◆ Job ◆
Provide only the number of lines in the data below that contain the word "name".

▶

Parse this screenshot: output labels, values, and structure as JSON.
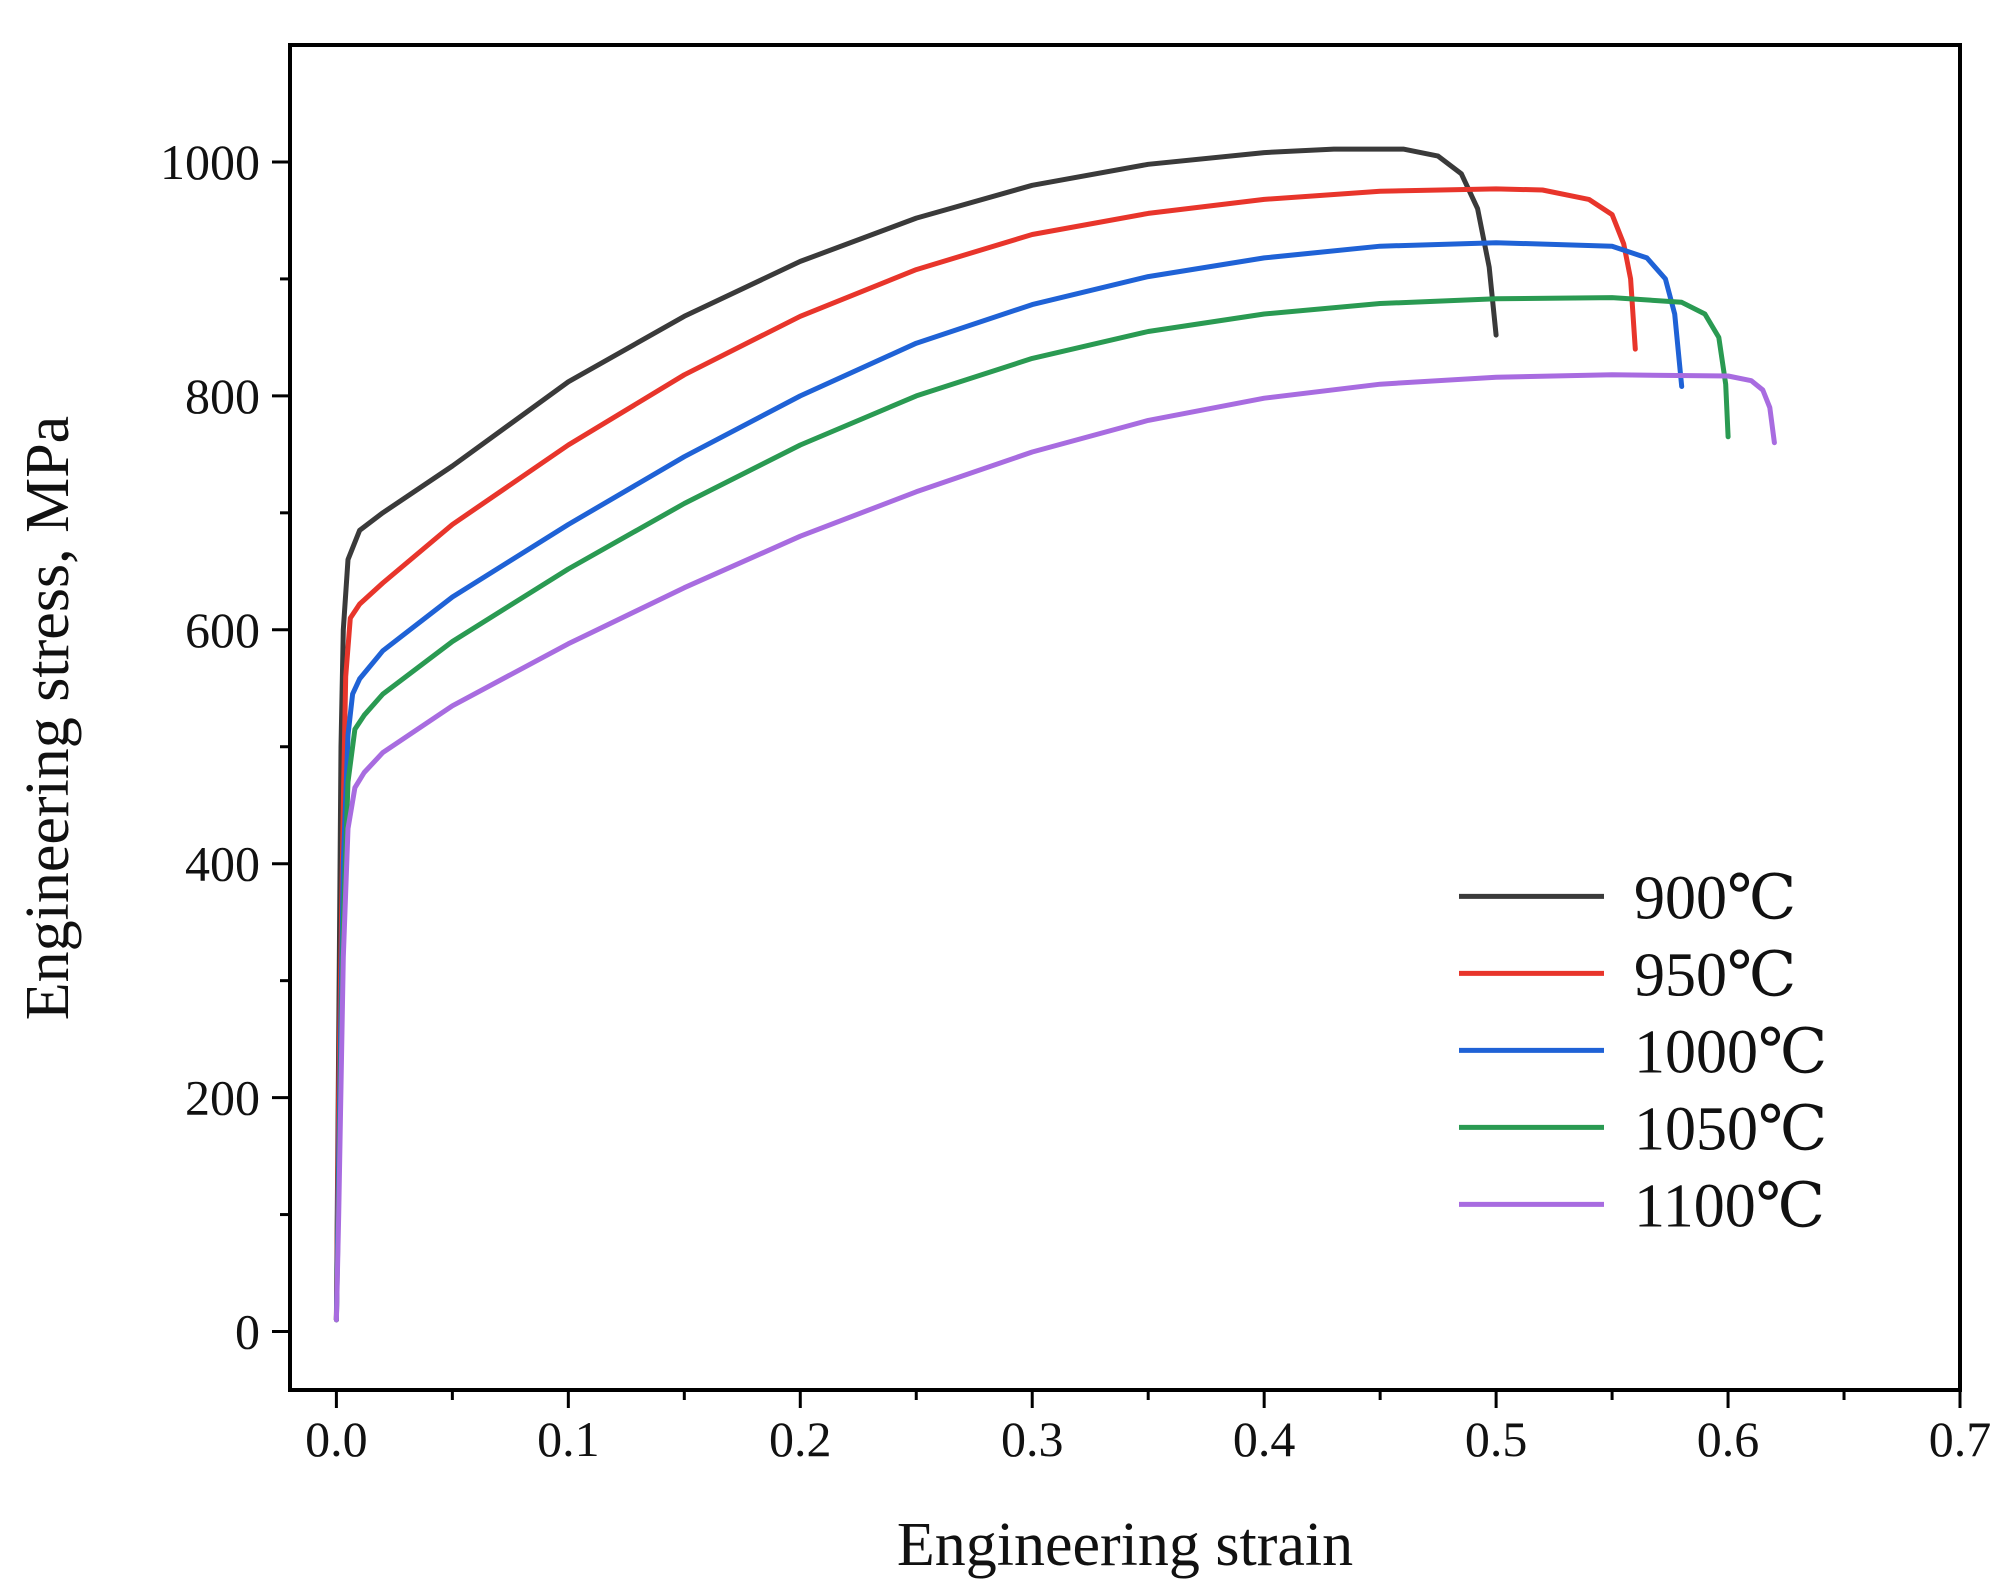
{
  "chart_data": {
    "type": "line",
    "title": "",
    "xlabel": "Engineering strain",
    "ylabel": "Engineering stress, MPa",
    "xlim": [
      -0.02,
      0.7
    ],
    "ylim": [
      -50,
      1100
    ],
    "x_ticks": [
      0.0,
      0.1,
      0.2,
      0.3,
      0.4,
      0.5,
      0.6,
      0.7
    ],
    "x_tick_labels": [
      "0.0",
      "0.1",
      "0.2",
      "0.3",
      "0.4",
      "0.5",
      "0.6",
      "0.7"
    ],
    "x_minor_ticks": [
      0.05,
      0.15,
      0.25,
      0.35,
      0.45,
      0.55,
      0.65
    ],
    "y_ticks": [
      0,
      200,
      400,
      600,
      800,
      1000
    ],
    "y_tick_labels": [
      "0",
      "200",
      "400",
      "600",
      "800",
      "1000"
    ],
    "y_minor_ticks": [
      100,
      300,
      500,
      700,
      900
    ],
    "grid": false,
    "legend_position": "bottom-right",
    "series": [
      {
        "name": "900℃",
        "color": "#3a3a3a",
        "points": [
          [
            0,
            10
          ],
          [
            0.001,
            250
          ],
          [
            0.002,
            500
          ],
          [
            0.003,
            600
          ],
          [
            0.005,
            660
          ],
          [
            0.01,
            685
          ],
          [
            0.02,
            700
          ],
          [
            0.05,
            740
          ],
          [
            0.1,
            812
          ],
          [
            0.15,
            868
          ],
          [
            0.2,
            915
          ],
          [
            0.25,
            952
          ],
          [
            0.3,
            980
          ],
          [
            0.35,
            998
          ],
          [
            0.4,
            1008
          ],
          [
            0.43,
            1011
          ],
          [
            0.46,
            1011
          ],
          [
            0.475,
            1005
          ],
          [
            0.485,
            990
          ],
          [
            0.492,
            960
          ],
          [
            0.497,
            910
          ],
          [
            0.5,
            852
          ]
        ]
      },
      {
        "name": "950℃",
        "color": "#e8352b",
        "points": [
          [
            0,
            10
          ],
          [
            0.001,
            200
          ],
          [
            0.003,
            450
          ],
          [
            0.004,
            560
          ],
          [
            0.006,
            610
          ],
          [
            0.01,
            622
          ],
          [
            0.02,
            640
          ],
          [
            0.05,
            690
          ],
          [
            0.1,
            758
          ],
          [
            0.15,
            818
          ],
          [
            0.2,
            868
          ],
          [
            0.25,
            908
          ],
          [
            0.3,
            938
          ],
          [
            0.35,
            956
          ],
          [
            0.4,
            968
          ],
          [
            0.45,
            975
          ],
          [
            0.5,
            977
          ],
          [
            0.52,
            976
          ],
          [
            0.54,
            968
          ],
          [
            0.55,
            955
          ],
          [
            0.555,
            930
          ],
          [
            0.558,
            900
          ],
          [
            0.56,
            840
          ]
        ]
      },
      {
        "name": "1000℃",
        "color": "#1f62d6",
        "points": [
          [
            0,
            10
          ],
          [
            0.001,
            150
          ],
          [
            0.003,
            400
          ],
          [
            0.005,
            510
          ],
          [
            0.007,
            545
          ],
          [
            0.01,
            558
          ],
          [
            0.02,
            582
          ],
          [
            0.05,
            628
          ],
          [
            0.1,
            690
          ],
          [
            0.15,
            748
          ],
          [
            0.2,
            800
          ],
          [
            0.25,
            845
          ],
          [
            0.3,
            878
          ],
          [
            0.35,
            902
          ],
          [
            0.4,
            918
          ],
          [
            0.45,
            928
          ],
          [
            0.5,
            931
          ],
          [
            0.55,
            928
          ],
          [
            0.565,
            918
          ],
          [
            0.573,
            900
          ],
          [
            0.577,
            870
          ],
          [
            0.58,
            808
          ]
        ]
      },
      {
        "name": "1050℃",
        "color": "#2a9a52",
        "points": [
          [
            0,
            10
          ],
          [
            0.001,
            120
          ],
          [
            0.003,
            350
          ],
          [
            0.005,
            470
          ],
          [
            0.008,
            515
          ],
          [
            0.012,
            527
          ],
          [
            0.02,
            545
          ],
          [
            0.05,
            590
          ],
          [
            0.1,
            652
          ],
          [
            0.15,
            708
          ],
          [
            0.2,
            758
          ],
          [
            0.25,
            800
          ],
          [
            0.3,
            832
          ],
          [
            0.35,
            855
          ],
          [
            0.4,
            870
          ],
          [
            0.45,
            879
          ],
          [
            0.5,
            883
          ],
          [
            0.55,
            884
          ],
          [
            0.58,
            880
          ],
          [
            0.59,
            870
          ],
          [
            0.596,
            850
          ],
          [
            0.599,
            810
          ],
          [
            0.6,
            765
          ]
        ]
      },
      {
        "name": "1100℃",
        "color": "#a86ce0",
        "points": [
          [
            0,
            10
          ],
          [
            0.001,
            100
          ],
          [
            0.003,
            320
          ],
          [
            0.005,
            430
          ],
          [
            0.008,
            465
          ],
          [
            0.012,
            478
          ],
          [
            0.02,
            495
          ],
          [
            0.05,
            535
          ],
          [
            0.1,
            588
          ],
          [
            0.15,
            636
          ],
          [
            0.2,
            680
          ],
          [
            0.25,
            718
          ],
          [
            0.3,
            752
          ],
          [
            0.35,
            779
          ],
          [
            0.4,
            798
          ],
          [
            0.45,
            810
          ],
          [
            0.5,
            816
          ],
          [
            0.55,
            818
          ],
          [
            0.6,
            817
          ],
          [
            0.61,
            813
          ],
          [
            0.615,
            805
          ],
          [
            0.618,
            790
          ],
          [
            0.62,
            760
          ]
        ]
      }
    ]
  }
}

◀

◆ Response to this task ◆
5